### Task objective
All lines holding the string "garantías" are to be shown.

### Source records
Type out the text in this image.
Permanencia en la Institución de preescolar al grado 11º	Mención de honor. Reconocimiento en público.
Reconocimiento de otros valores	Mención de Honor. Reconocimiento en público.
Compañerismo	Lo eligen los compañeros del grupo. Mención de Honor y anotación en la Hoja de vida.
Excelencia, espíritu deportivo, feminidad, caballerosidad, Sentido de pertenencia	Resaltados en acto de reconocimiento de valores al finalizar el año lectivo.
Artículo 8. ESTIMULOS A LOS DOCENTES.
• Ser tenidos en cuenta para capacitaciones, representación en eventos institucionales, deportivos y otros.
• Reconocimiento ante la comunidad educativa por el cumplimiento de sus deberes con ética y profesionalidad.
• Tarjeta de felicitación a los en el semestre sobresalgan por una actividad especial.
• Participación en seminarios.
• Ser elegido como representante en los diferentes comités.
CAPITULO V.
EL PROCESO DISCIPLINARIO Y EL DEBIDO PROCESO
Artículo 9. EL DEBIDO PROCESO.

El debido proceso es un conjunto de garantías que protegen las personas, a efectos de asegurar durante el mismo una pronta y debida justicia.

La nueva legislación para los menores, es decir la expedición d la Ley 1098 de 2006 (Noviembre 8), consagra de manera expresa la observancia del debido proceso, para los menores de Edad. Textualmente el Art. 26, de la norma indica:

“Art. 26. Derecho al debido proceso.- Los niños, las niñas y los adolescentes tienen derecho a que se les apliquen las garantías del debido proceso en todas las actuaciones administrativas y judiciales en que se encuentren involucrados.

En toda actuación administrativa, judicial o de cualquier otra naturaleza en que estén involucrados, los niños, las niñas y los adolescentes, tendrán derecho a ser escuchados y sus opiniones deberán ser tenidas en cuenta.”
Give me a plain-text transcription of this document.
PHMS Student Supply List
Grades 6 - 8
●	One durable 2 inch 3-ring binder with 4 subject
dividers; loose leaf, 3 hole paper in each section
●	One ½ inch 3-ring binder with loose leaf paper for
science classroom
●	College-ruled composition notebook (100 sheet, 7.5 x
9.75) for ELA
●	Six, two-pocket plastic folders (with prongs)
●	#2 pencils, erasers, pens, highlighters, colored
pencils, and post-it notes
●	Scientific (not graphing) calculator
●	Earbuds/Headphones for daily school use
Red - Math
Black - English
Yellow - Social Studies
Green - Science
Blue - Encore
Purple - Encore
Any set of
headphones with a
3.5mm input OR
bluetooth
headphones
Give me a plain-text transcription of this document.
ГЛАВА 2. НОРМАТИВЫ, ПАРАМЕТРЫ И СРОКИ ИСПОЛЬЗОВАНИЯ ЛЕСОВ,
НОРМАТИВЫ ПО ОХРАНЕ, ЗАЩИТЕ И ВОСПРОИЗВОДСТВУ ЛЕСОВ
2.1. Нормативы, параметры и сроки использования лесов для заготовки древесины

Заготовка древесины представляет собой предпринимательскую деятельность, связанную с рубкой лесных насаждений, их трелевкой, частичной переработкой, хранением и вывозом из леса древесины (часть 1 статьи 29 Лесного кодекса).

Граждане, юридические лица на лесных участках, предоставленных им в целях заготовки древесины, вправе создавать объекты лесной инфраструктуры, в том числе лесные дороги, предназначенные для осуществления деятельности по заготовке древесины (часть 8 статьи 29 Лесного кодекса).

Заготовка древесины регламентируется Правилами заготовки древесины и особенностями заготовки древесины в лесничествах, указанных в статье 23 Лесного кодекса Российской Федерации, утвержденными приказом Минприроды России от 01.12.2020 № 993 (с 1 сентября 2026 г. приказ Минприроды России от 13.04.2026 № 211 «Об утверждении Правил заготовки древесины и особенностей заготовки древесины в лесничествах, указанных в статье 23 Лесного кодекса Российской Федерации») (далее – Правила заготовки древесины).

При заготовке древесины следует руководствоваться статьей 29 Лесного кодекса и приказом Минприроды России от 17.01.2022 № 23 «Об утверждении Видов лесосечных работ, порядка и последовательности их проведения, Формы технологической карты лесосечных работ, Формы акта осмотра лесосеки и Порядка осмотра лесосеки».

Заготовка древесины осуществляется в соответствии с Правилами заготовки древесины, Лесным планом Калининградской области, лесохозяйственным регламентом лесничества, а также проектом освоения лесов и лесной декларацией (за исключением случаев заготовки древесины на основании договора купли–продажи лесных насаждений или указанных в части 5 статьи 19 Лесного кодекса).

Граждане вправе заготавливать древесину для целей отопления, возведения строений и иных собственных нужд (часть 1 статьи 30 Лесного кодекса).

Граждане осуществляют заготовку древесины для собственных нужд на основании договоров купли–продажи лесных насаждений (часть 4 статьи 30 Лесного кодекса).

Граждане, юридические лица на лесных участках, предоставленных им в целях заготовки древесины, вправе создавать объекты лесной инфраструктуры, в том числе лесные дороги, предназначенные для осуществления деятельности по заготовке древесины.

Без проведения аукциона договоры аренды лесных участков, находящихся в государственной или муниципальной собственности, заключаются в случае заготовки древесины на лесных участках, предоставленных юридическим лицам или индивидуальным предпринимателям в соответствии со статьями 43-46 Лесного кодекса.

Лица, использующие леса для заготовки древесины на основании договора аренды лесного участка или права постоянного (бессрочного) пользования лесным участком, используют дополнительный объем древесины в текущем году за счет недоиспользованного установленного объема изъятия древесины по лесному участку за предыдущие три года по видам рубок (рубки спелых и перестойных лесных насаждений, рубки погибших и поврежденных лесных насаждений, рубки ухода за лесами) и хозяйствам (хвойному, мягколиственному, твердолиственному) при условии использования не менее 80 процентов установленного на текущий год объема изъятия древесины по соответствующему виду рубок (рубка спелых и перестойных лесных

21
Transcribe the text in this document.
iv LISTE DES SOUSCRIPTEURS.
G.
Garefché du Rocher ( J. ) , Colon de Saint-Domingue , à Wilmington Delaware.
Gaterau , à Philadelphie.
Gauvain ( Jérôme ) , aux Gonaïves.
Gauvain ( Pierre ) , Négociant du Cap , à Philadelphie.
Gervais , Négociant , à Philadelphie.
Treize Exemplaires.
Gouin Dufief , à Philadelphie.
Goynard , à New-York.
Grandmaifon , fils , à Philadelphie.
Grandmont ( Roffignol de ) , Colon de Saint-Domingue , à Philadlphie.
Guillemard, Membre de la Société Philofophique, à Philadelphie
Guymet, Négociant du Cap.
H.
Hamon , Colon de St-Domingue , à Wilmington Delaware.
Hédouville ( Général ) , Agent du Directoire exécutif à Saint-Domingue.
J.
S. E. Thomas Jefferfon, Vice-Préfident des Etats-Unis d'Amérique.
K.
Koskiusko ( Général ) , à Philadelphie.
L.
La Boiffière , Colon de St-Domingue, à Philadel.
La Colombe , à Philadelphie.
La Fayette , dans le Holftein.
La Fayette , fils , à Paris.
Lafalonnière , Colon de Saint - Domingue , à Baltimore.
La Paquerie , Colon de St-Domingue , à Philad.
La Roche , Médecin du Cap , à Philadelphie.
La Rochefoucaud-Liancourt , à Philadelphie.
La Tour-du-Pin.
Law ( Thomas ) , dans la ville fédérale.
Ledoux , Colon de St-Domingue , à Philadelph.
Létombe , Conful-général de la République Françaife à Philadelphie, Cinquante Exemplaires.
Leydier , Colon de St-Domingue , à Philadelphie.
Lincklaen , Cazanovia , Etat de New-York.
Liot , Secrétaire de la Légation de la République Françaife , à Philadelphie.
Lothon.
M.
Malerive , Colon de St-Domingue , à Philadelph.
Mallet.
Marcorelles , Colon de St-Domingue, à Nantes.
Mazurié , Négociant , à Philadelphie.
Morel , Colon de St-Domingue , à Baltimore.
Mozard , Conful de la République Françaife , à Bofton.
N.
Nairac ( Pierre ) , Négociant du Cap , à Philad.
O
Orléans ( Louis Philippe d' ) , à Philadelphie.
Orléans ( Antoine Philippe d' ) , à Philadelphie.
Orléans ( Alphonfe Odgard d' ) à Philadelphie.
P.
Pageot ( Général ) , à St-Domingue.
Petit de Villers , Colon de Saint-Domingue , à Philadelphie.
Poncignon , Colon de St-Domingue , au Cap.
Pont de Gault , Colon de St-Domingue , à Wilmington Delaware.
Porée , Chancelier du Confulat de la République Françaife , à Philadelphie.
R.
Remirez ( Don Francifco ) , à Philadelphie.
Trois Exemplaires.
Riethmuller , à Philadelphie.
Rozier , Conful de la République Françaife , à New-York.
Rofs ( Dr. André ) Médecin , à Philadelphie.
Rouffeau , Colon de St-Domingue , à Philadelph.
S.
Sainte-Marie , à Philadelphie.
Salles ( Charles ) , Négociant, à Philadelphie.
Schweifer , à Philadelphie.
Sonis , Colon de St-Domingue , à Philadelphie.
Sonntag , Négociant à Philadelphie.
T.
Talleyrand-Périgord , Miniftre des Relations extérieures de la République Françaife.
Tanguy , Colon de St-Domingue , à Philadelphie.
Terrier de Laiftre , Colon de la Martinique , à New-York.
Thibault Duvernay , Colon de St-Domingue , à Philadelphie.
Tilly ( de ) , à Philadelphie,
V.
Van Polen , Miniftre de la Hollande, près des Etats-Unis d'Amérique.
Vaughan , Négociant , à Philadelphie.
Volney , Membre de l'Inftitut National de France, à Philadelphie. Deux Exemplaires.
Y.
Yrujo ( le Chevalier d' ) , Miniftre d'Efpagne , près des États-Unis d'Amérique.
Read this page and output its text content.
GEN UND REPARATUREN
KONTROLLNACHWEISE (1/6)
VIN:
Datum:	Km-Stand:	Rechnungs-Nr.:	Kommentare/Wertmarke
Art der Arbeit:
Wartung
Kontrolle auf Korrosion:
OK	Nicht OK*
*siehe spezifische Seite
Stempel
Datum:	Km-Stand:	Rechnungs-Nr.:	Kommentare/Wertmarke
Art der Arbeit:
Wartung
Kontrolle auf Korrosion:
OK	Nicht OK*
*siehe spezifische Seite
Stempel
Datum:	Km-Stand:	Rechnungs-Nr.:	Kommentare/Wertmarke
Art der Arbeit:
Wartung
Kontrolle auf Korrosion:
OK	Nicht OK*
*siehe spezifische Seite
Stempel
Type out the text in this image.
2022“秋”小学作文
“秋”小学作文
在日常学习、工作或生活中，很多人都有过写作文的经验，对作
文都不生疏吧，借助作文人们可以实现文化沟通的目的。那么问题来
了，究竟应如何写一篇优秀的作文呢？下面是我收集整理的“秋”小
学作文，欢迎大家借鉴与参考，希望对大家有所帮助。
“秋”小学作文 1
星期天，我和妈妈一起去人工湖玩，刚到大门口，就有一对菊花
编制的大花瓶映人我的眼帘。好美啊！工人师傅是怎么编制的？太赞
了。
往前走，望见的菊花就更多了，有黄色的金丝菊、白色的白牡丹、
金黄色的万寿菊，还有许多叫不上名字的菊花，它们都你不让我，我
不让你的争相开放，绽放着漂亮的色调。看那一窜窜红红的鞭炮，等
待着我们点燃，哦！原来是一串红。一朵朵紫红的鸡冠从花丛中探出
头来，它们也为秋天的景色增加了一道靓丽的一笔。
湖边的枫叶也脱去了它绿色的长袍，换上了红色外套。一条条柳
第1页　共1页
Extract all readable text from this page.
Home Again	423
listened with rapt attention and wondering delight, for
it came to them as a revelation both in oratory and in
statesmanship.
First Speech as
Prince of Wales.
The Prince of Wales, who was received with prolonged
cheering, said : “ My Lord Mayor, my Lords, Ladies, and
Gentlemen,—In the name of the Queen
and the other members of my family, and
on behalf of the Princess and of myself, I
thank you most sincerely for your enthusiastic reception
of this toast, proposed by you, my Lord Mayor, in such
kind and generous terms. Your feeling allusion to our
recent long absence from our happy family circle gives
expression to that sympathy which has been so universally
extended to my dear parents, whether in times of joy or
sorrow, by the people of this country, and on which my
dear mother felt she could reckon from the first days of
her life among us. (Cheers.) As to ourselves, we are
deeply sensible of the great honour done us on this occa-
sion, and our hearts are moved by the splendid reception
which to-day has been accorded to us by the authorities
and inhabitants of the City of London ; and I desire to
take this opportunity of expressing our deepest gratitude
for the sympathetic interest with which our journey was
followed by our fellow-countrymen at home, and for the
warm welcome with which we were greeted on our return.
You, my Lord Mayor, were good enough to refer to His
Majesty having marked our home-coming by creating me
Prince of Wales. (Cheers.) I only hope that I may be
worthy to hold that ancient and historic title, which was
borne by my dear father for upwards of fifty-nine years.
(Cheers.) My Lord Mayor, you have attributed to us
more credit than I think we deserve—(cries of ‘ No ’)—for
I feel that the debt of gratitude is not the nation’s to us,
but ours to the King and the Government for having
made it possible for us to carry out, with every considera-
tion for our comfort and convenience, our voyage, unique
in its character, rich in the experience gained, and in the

### In response
El debido proceso es un conjunto de garantías que protegen las personas, a efectos de asegurar durante el mismo una pronta y debida justicia.
“Art. 26. Derecho al debido proceso.- Los niños, las niñas y los adolescentes tienen derecho a que se les apliquen las garantías del debido proceso en todas las actuaciones administrativas y judiciales en que se encuentren involucrados.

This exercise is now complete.